• _Exercise requirements_:
Every record should be repeated exactly, except that pictures are left out.

--- Begin ---

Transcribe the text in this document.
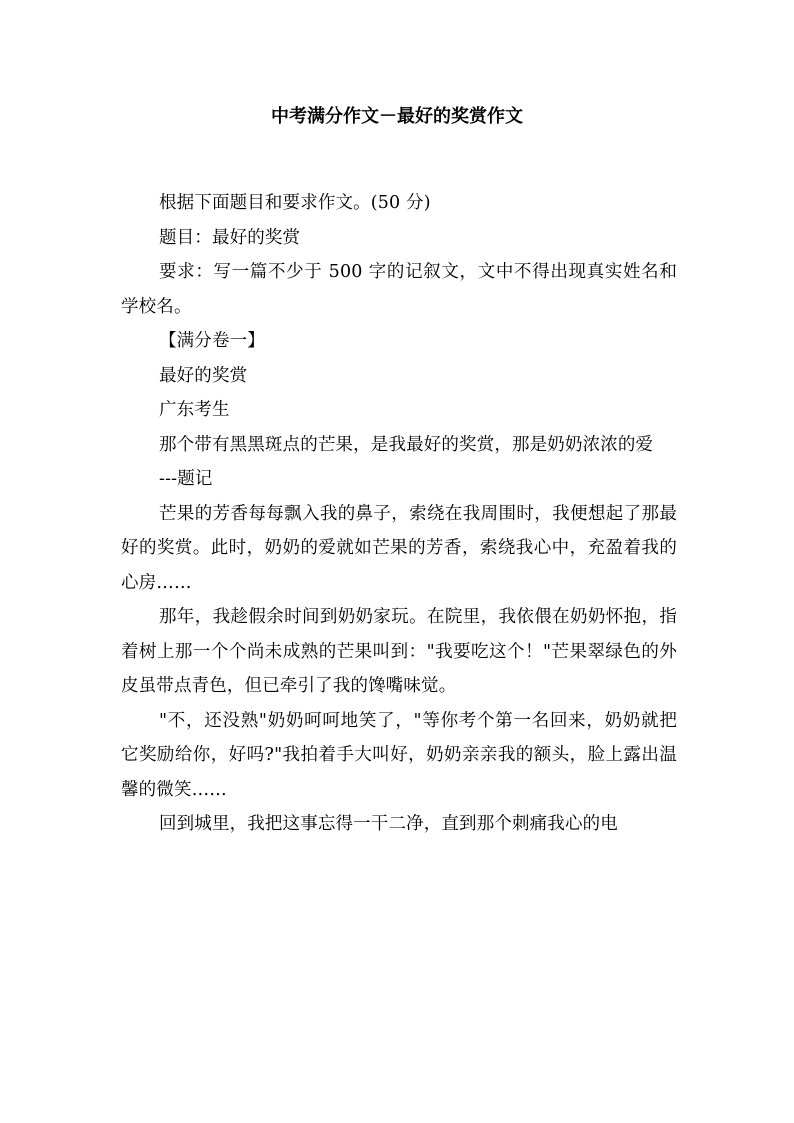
中考满分作文－最好的奖赏作文

根据下面题目和要求作文。(50 分)

题目：最好的奖赏

要求：写一篇不少于 500 字的记叙文，文中不得出现真实姓名和学校名。

【满分卷一】

最好的奖赏

广东考生

那个带有黑黑斑点的芒果，是我最好的奖赏，那是奶奶浓浓的爱

---题记

芒果的芳香每每飘入我的鼻子，索绕在我周围时，我便想起了那最好的奖赏。此时，奶奶的爱就如芒果的芳香，索绕我心中，充盈着我的心房……

那年，我趁假余时间到奶奶家玩。在院里，我依偎在奶奶怀抱，指着树上那一个个尚未成熟的芒果叫到："我要吃这个！"芒果翠绿色的外皮虽带点青色，但已牵引了我的馋嘴味觉。

"不，还没熟"奶奶呵呵地笑了，"等你考个第一名回来，奶奶就把它奖励给你，好吗?"我拍着手大叫好，奶奶亲亲我的额头，脸上露出温馨的微笑……

回到城里，我把这事忘得一干二净，直到那个刺痛我心的电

--- End ---

• _Output for this task_:
Transcribe the text in this document.
中考满分作文－最好的奖赏作文

根据下面题目和要求作文。(50 分)

题目：最好的奖赏

要求：写一篇不少于 500 字的记叙文，文中不得出现真实姓名和学校名。

【满分卷一】

最好的奖赏

广东考生

那个带有黑黑斑点的芒果，是我最好的奖赏，那是奶奶浓浓的爱

---题记

芒果的芳香每每飘入我的鼻子，索绕在我周围时，我便想起了那最好的奖赏。此时，奶奶的爱就如芒果的芳香，索绕我心中，充盈着我的心房……

那年，我趁假余时间到奶奶家玩。在院里，我依偎在奶奶怀抱，指着树上那一个个尚未成熟的芒果叫到："我要吃这个！"芒果翠绿色的外皮虽带点青色，但已牵引了我的馋嘴味觉。

"不，还没熟"奶奶呵呵地笑了，"等你考个第一名回来，奶奶就把它奖励给你，好吗?"我拍着手大叫好，奶奶亲亲我的额头，脸上露出温馨的微笑……

回到城里，我把这事忘得一干二净，直到那个刺痛我心的电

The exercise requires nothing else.